Recorded data:
========================================

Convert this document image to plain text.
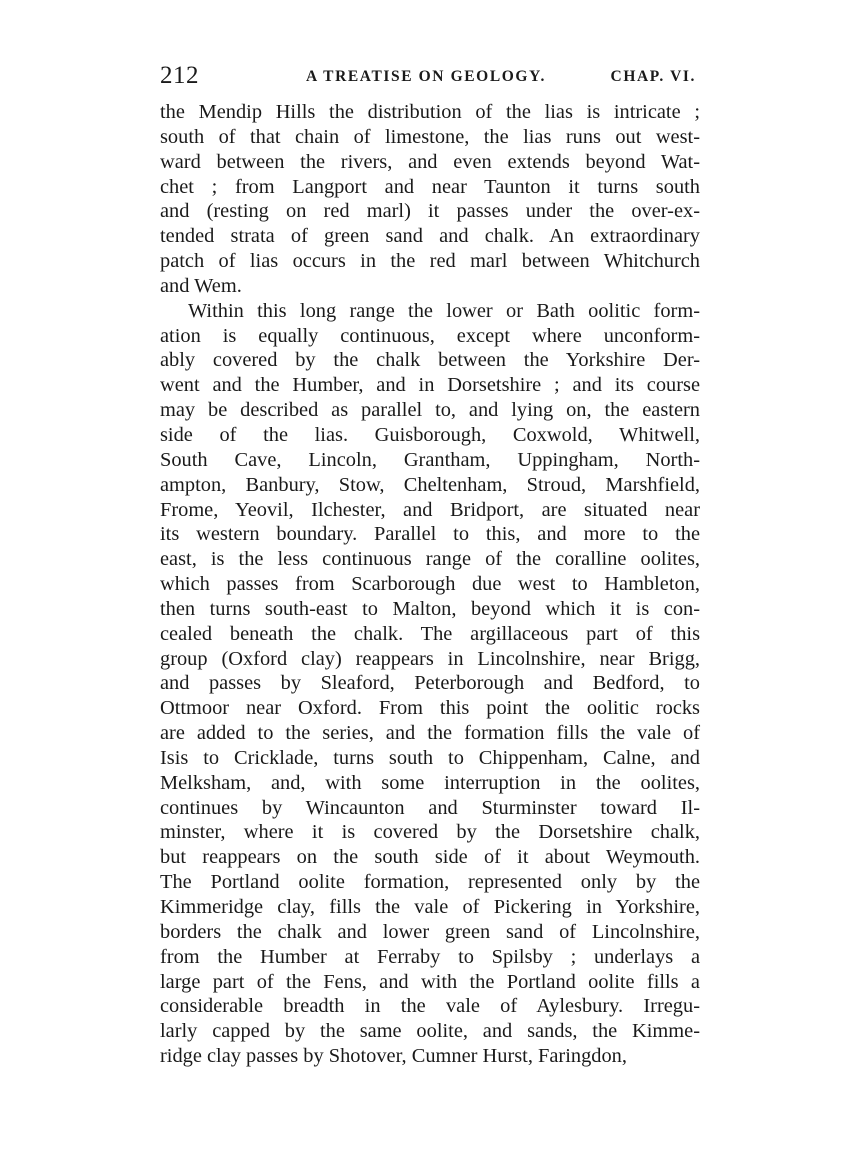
212	A TREATISE ON GEOLOGY.	CHAP. VI.
the Mendip Hills the distribution of the lias is intricate ;
south of that chain of limestone, the lias runs out west-
ward between the rivers, and even extends beyond Wat-
chet ; from Langport and near Taunton it turns south
and (resting on red marl) it passes under the over-ex-
tended strata of green sand and chalk. An extraordinary
patch of lias occurs in the red marl between Whitchurch
and Wem.
Within this long range the lower or Bath oolitic form-
ation is equally continuous, except where unconform-
ably covered by the chalk between the Yorkshire Der-
went and the Humber, and in Dorsetshire ; and its course
may be described as parallel to, and lying on, the eastern
side of the lias. Guisborough, Coxwold, Whitwell,
South Cave, Lincoln, Grantham, Uppingham, North-
ampton, Banbury, Stow, Cheltenham, Stroud, Marshfield,
Frome, Yeovil, Ilchester, and Bridport, are situated near
its western boundary. Parallel to this, and more to the
east, is the less continuous range of the coralline oolites,
which passes from Scarborough due west to Hambleton,
then turns south-east to Malton, beyond which it is con-
cealed beneath the chalk. The argillaceous part of this
group (Oxford clay) reappears in Lincolnshire, near Brigg,
and passes by Sleaford, Peterborough and Bedford, to
Ottmoor near Oxford. From this point the oolitic rocks
are added to the series, and the formation fills the vale of
Isis to Cricklade, turns south to Chippenham, Calne, and
Melksham, and, with some interruption in the oolites,
continues by Wincaunton and Sturminster toward Il-
minster, where it is covered by the Dorsetshire chalk,
but reappears on the south side of it about Weymouth.
The Portland oolite formation, represented only by the
Kimmeridge clay, fills the vale of Pickering in Yorkshire,
borders the chalk and lower green sand of Lincolnshire,
from the Humber at Ferraby to Spilsby ; underlays a
large part of the Fens, and with the Portland oolite fills a
considerable breadth in the vale of Aylesbury. Irregu-
larly capped by the same oolite, and sands, the Kimme-
ridge clay passes by Shotover, Cumner Hurst, Faringdon,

========================================

EXERCISE PROMPT>
Write out the full listing verbatim, excluding its pictures.

ANSWER TO THE PROBLEM>
Convert this document image to plain text.
212	A TREATISE ON GEOLOGY.	CHAP. VI.
the Mendip Hills the distribution of the lias is intricate ;
south of that chain of limestone, the lias runs out west-
ward between the rivers, and even extends beyond Wat-
chet ; from Langport and near Taunton it turns south
and (resting on red marl) it passes under the over-ex-
tended strata of green sand and chalk. An extraordinary
patch of lias occurs in the red marl between Whitchurch
and Wem.
Within this long range the lower or Bath oolitic form-
ation is equally continuous, except where unconform-
ably covered by the chalk between the Yorkshire Der-
went and the Humber, and in Dorsetshire ; and its course
may be described as parallel to, and lying on, the eastern
side of the lias. Guisborough, Coxwold, Whitwell,
South Cave, Lincoln, Grantham, Uppingham, North-
ampton, Banbury, Stow, Cheltenham, Stroud, Marshfield,
Frome, Yeovil, Ilchester, and Bridport, are situated near
its western boundary. Parallel to this, and more to the
east, is the less continuous range of the coralline oolites,
which passes from Scarborough due west to Hambleton,
then turns south-east to Malton, beyond which it is con-
cealed beneath the chalk. The argillaceous part of this
group (Oxford clay) reappears in Lincolnshire, near Brigg,
and passes by Sleaford, Peterborough and Bedford, to
Ottmoor near Oxford. From this point the oolitic rocks
are added to the series, and the formation fills the vale of
Isis to Cricklade, turns south to Chippenham, Calne, and
Melksham, and, with some interruption in the oolites,
continues by Wincaunton and Sturminster toward Il-
minster, where it is covered by the Dorsetshire chalk,
but reappears on the south side of it about Weymouth.
The Portland oolite formation, represented only by the
Kimmeridge clay, fills the vale of Pickering in Yorkshire,
borders the chalk and lower green sand of Lincolnshire,
from the Humber at Ferraby to Spilsby ; underlays a
large part of the Fens, and with the Portland oolite fills a
considerable breadth in the vale of Aylesbury. Irregu-
larly capped by the same oolite, and sands, the Kimme-
ridge clay passes by Shotover, Cumner Hurst, Faringdon,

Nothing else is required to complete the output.